** Task goal **
Can you retype every record below exactly as written?

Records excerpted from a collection
_ _ _ _ _

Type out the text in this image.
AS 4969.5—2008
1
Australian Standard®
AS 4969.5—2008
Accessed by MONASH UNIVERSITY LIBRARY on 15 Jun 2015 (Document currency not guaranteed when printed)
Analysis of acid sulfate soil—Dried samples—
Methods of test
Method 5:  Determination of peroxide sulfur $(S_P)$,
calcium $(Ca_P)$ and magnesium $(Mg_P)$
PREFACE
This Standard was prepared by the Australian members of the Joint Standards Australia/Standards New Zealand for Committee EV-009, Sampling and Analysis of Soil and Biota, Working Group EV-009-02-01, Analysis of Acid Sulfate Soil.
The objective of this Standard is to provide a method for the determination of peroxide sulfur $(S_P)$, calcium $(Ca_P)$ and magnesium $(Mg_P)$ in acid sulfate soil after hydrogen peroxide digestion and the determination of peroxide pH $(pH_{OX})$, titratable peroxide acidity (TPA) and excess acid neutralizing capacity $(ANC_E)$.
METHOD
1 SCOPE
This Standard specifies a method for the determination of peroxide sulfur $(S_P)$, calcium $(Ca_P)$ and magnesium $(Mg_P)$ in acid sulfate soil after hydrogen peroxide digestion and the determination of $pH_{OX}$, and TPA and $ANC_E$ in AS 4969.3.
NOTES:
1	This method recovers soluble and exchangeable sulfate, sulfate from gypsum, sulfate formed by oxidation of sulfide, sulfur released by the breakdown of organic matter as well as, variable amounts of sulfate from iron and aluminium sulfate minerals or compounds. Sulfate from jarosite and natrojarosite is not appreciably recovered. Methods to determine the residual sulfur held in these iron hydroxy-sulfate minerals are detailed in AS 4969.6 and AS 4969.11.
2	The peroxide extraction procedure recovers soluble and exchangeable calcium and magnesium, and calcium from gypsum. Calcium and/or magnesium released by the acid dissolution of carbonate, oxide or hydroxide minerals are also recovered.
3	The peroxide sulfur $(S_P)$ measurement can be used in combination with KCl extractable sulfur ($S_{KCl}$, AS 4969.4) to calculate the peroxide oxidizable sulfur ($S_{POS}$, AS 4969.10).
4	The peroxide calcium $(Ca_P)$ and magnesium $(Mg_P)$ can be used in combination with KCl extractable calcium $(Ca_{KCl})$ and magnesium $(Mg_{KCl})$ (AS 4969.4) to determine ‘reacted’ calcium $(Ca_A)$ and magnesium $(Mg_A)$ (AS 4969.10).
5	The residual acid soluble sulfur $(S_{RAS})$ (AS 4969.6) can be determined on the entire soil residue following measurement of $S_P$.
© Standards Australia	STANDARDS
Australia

_ _ _ _ _

** Expected output **
Type out the text in this image.
AS 4969.5—2008
1
Australian Standard®
AS 4969.5—2008
Accessed by MONASH UNIVERSITY LIBRARY on 15 Jun 2015 (Document currency not guaranteed when printed)
Analysis of acid sulfate soil—Dried samples—
Methods of test
Method 5:  Determination of peroxide sulfur $(S_P)$,
calcium $(Ca_P)$ and magnesium $(Mg_P)$
PREFACE
This Standard was prepared by the Australian members of the Joint Standards Australia/Standards New Zealand for Committee EV-009, Sampling and Analysis of Soil and Biota, Working Group EV-009-02-01, Analysis of Acid Sulfate Soil.
The objective of this Standard is to provide a method for the determination of peroxide sulfur $(S_P)$, calcium $(Ca_P)$ and magnesium $(Mg_P)$ in acid sulfate soil after hydrogen peroxide digestion and the determination of peroxide pH $(pH_{OX})$, titratable peroxide acidity (TPA) and excess acid neutralizing capacity $(ANC_E)$.
METHOD
1 SCOPE
This Standard specifies a method for the determination of peroxide sulfur $(S_P)$, calcium $(Ca_P)$ and magnesium $(Mg_P)$ in acid sulfate soil after hydrogen peroxide digestion and the determination of $pH_{OX}$, and TPA and $ANC_E$ in AS 4969.3.
NOTES:
1	This method recovers soluble and exchangeable sulfate, sulfate from gypsum, sulfate formed by oxidation of sulfide, sulfur released by the breakdown of organic matter as well as, variable amounts of sulfate from iron and aluminium sulfate minerals or compounds. Sulfate from jarosite and natrojarosite is not appreciably recovered. Methods to determine the residual sulfur held in these iron hydroxy-sulfate minerals are detailed in AS 4969.6 and AS 4969.11.
2	The peroxide extraction procedure recovers soluble and exchangeable calcium and magnesium, and calcium from gypsum. Calcium and/or magnesium released by the acid dissolution of carbonate, oxide or hydroxide minerals are also recovered.
3	The peroxide sulfur $(S_P)$ measurement can be used in combination with KCl extractable sulfur ($S_{KCl}$, AS 4969.4) to calculate the peroxide oxidizable sulfur ($S_{POS}$, AS 4969.10).
4	The peroxide calcium $(Ca_P)$ and magnesium $(Mg_P)$ can be used in combination with KCl extractable calcium $(Ca_{KCl})$ and magnesium $(Mg_{KCl})$ (AS 4969.4) to determine ‘reacted’ calcium $(Ca_A)$ and magnesium $(Mg_A)$ (AS 4969.10).
5	The residual acid soluble sulfur $(S_{RAS})$ (AS 4969.6) can be determined on the entire soil residue following measurement of $S_P$.
© Standards Australia	STANDARDS
Australia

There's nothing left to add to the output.